§ **GIVEN TASK**
Restate each line of the listing exactly, without carrying over any pictures.
* begin DATASET ROWS *
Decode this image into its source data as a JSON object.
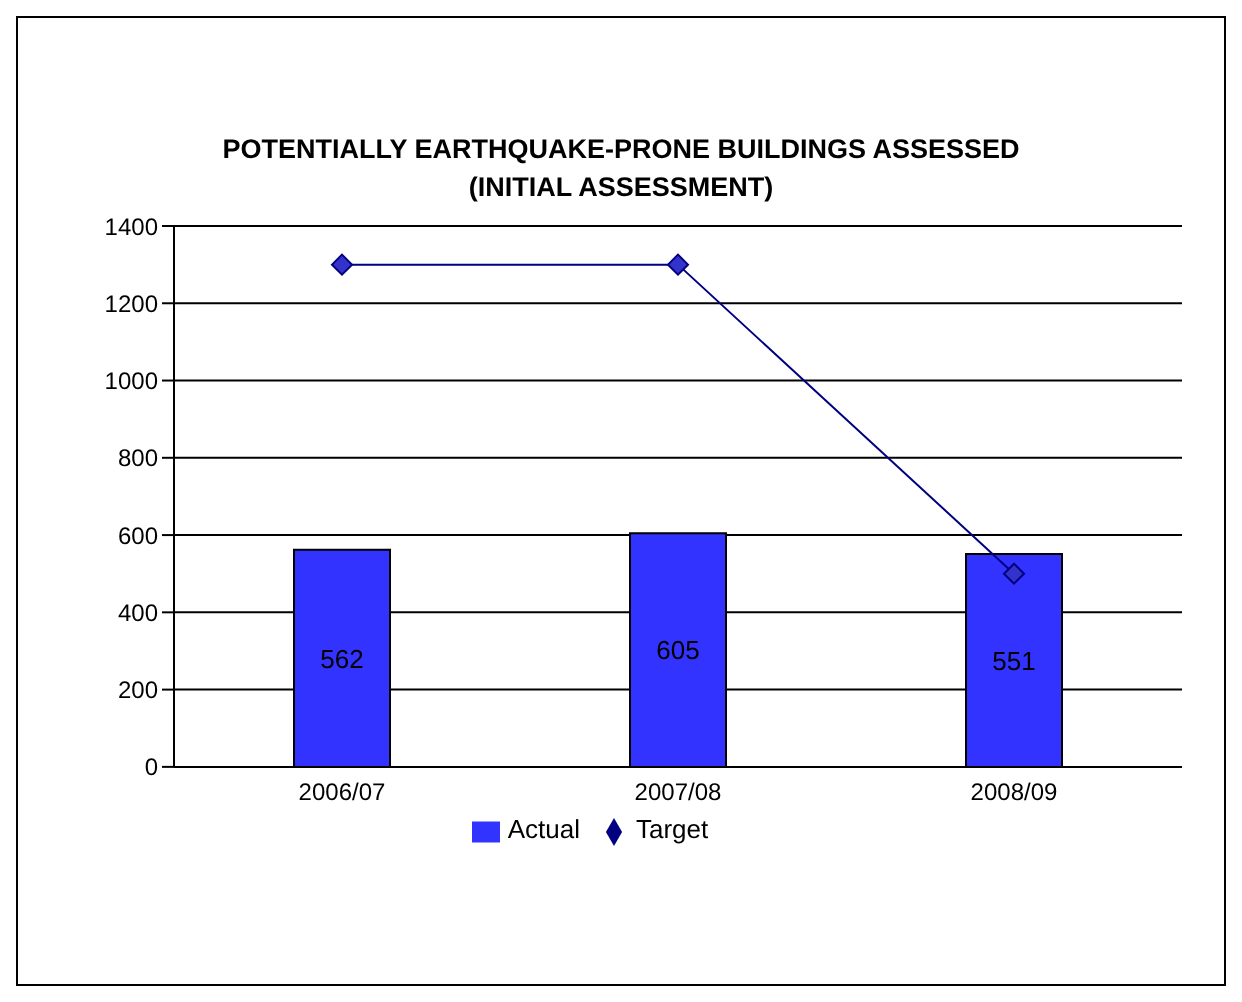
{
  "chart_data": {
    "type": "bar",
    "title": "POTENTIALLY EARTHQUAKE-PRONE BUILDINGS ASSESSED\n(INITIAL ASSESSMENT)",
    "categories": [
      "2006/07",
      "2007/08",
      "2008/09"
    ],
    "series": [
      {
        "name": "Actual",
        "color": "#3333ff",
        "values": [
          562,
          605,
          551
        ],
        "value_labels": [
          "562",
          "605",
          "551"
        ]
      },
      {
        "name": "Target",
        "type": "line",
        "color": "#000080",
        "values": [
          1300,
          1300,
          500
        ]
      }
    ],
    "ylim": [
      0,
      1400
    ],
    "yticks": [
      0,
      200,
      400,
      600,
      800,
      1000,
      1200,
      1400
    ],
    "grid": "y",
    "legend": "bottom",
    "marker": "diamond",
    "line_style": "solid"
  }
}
* end DATASET ROWS *
§ **WRITTEN ANSWER**
Decode this image into its source data as a JSON object.
{
  "chart_data": {
    "type": "bar",
    "title": "POTENTIALLY EARTHQUAKE-PRONE BUILDINGS ASSESSED\n(INITIAL ASSESSMENT)",
    "categories": [
      "2006/07",
      "2007/08",
      "2008/09"
    ],
    "series": [
      {
        "name": "Actual",
        "color": "#3333ff",
        "values": [
          562,
          605,
          551
        ],
        "value_labels": [
          "562",
          "605",
          "551"
        ]
      },
      {
        "name": "Target",
        "type": "line",
        "color": "#000080",
        "values": [
          1300,
          1300,
          500
        ]
      }
    ],
    "ylim": [
      0,
      1400
    ],
    "yticks": [
      0,
      200,
      400,
      600,
      800,
      1000,
      1200,
      1400
    ],
    "grid": "y",
    "legend": "bottom",
    "marker": "diamond",
    "line_style": "solid"
  }
}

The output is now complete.